- _Required task_: Give back the full listing, character for character, with no pictures.

┄┄┄┄┄┄┄┄┄┄

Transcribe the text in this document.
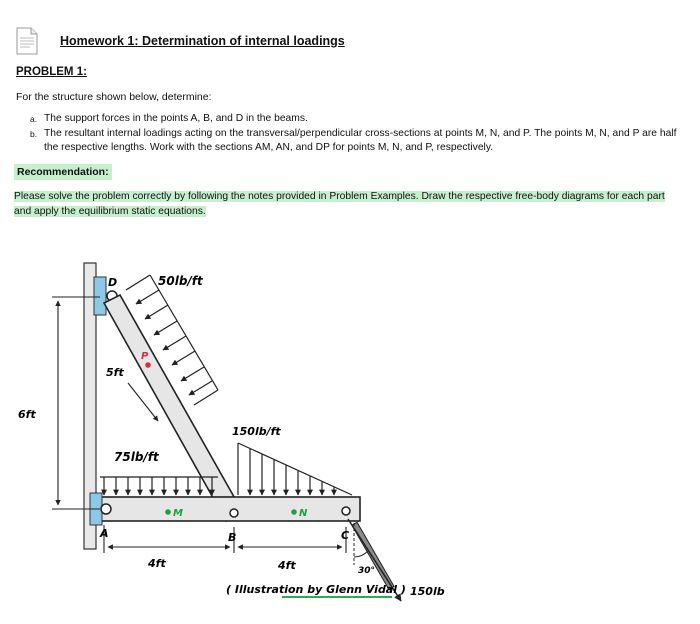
Homework 1: Determination of internal loadings
PROBLEM 1:
For the structure shown below, determine:
a. The support forces in the points A, B, and D in the beams.
b. The resultant internal loadings acting on the transversal/perpendicular cross-sections at points M, N, and P. The points M, N, and P are half the respective lengths. Work with the sections AM, AN, and DP for points M, N, and P, respectively.
Recommendation:
Please solve the problem correctly by following the notes provided in Problem Examples. Draw the respective free-body diagrams for each part and apply the equilibrium static equations.
D
A	B	C
P
M	N
50lb/ft
75lb/ft
150lb/ft
150lb
6ft
5ft
4ft	4ft	30°
( Illustration by Glenn Vidal )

┄┄┄┄┄┄┄┄┄┄

- _Reply_:
Transcribe the text in this document.
Homework 1: Determination of internal loadings
PROBLEM 1:
For the structure shown below, determine:
a. The support forces in the points A, B, and D in the beams.
b. The resultant internal loadings acting on the transversal/perpendicular cross-sections at points M, N, and P. The points M, N, and P are half the respective lengths. Work with the sections AM, AN, and DP for points M, N, and P, respectively.
Recommendation:
Please solve the problem correctly by following the notes provided in Problem Examples. Draw the respective free-body diagrams for each part and apply the equilibrium static equations.
D
A	B	C
P
M	N
50lb/ft
75lb/ft
150lb/ft
150lb
6ft
5ft
4ft	4ft	30°
( Illustration by Glenn Vidal )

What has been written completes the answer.